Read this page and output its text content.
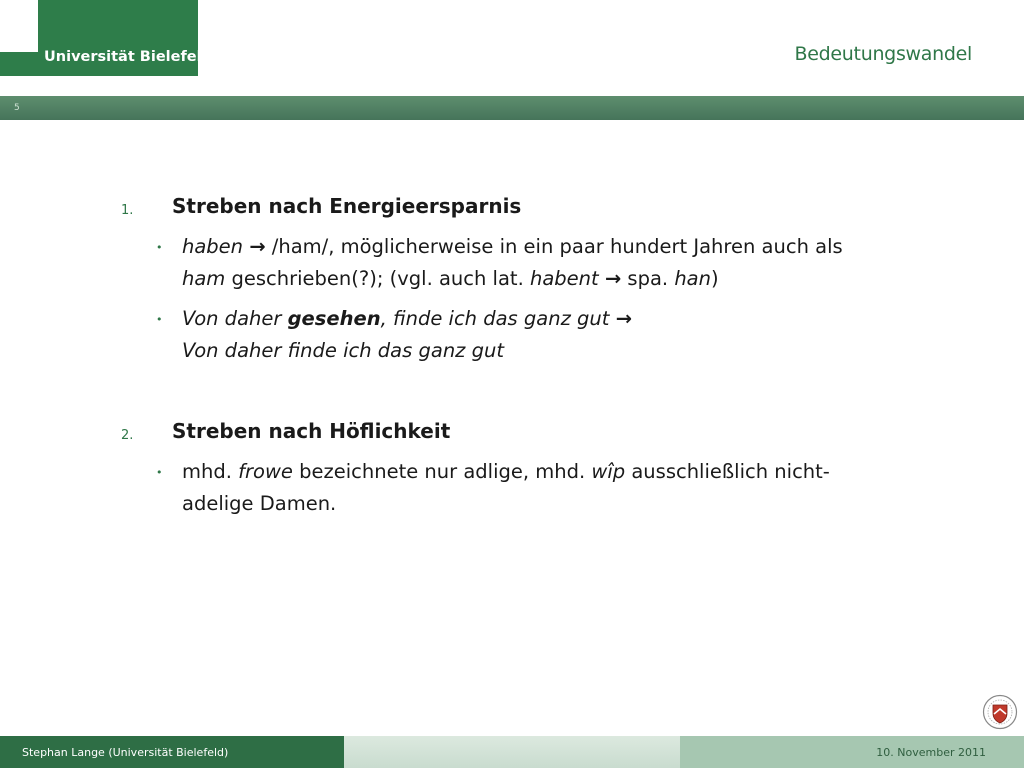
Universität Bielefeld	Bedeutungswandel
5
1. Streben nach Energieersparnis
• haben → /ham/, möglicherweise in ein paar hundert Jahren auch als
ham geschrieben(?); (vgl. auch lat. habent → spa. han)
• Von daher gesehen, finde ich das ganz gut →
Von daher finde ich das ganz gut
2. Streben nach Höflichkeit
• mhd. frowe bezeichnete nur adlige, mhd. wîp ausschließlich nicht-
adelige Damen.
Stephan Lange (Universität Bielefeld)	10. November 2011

--

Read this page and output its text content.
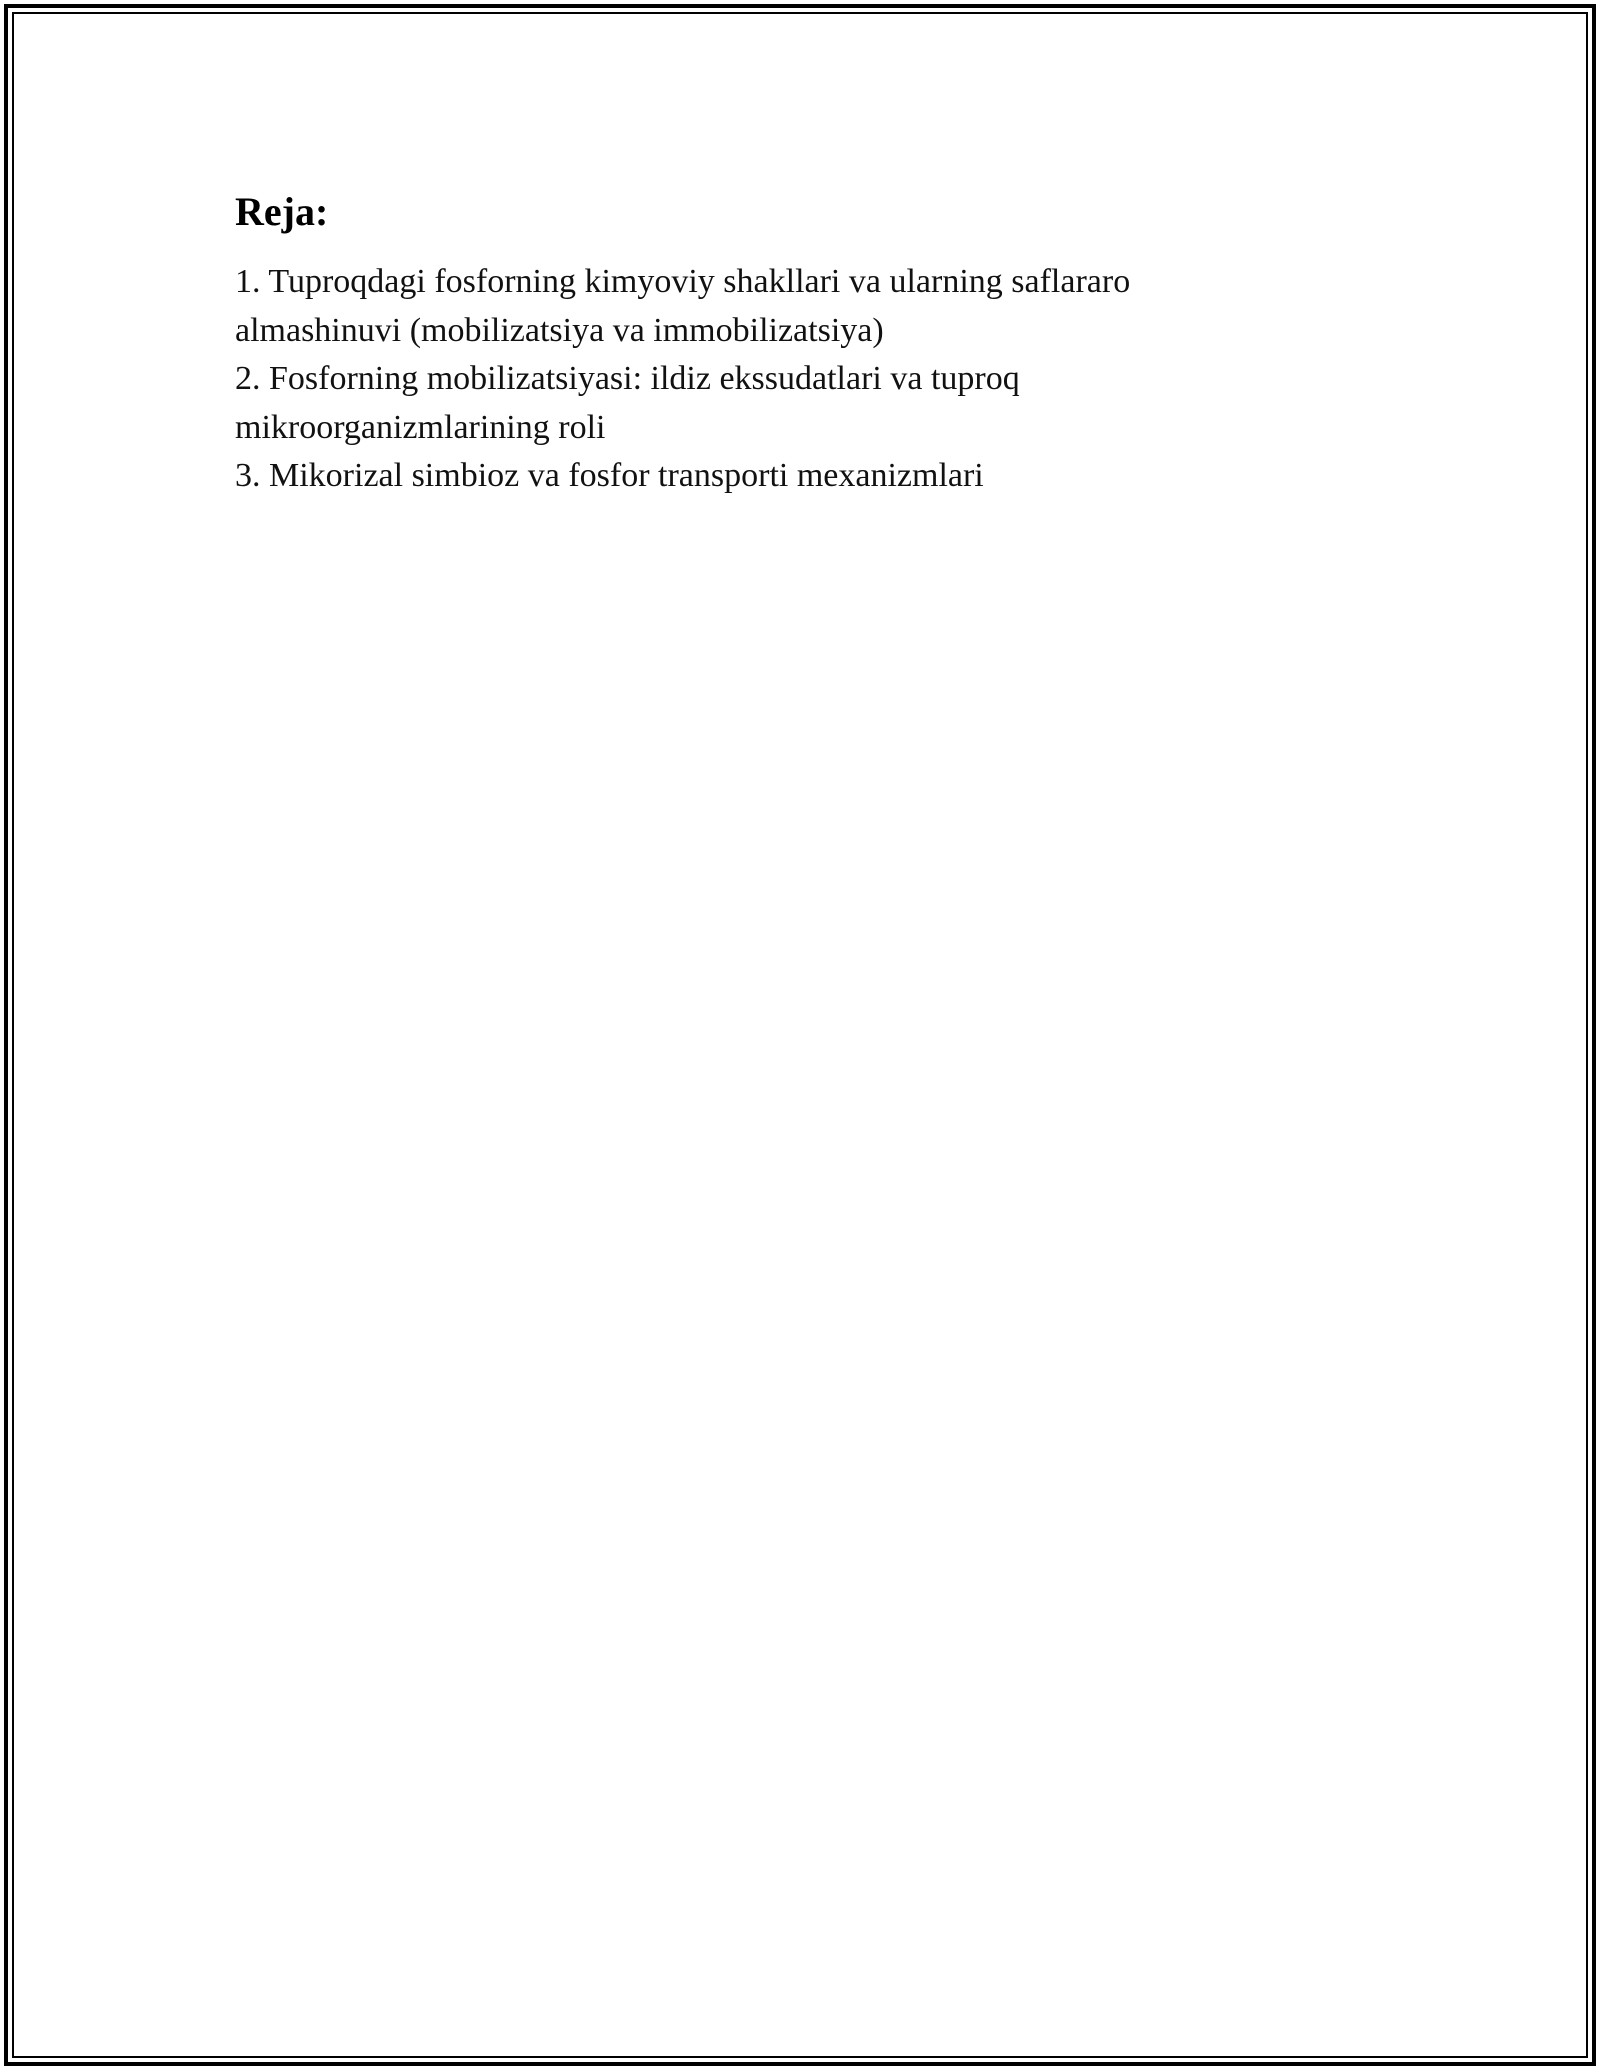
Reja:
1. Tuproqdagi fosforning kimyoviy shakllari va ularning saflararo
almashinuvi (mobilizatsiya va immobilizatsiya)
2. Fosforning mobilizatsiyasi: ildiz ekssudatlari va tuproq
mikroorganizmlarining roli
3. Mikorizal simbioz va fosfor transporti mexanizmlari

| What you need to do |
From the entries above, collect every line with the string "Universität" in it.

| The response |
Universität Bielefeld	Bedeutungswandel
Stephan Lange (Universität Bielefeld)	10. November 2011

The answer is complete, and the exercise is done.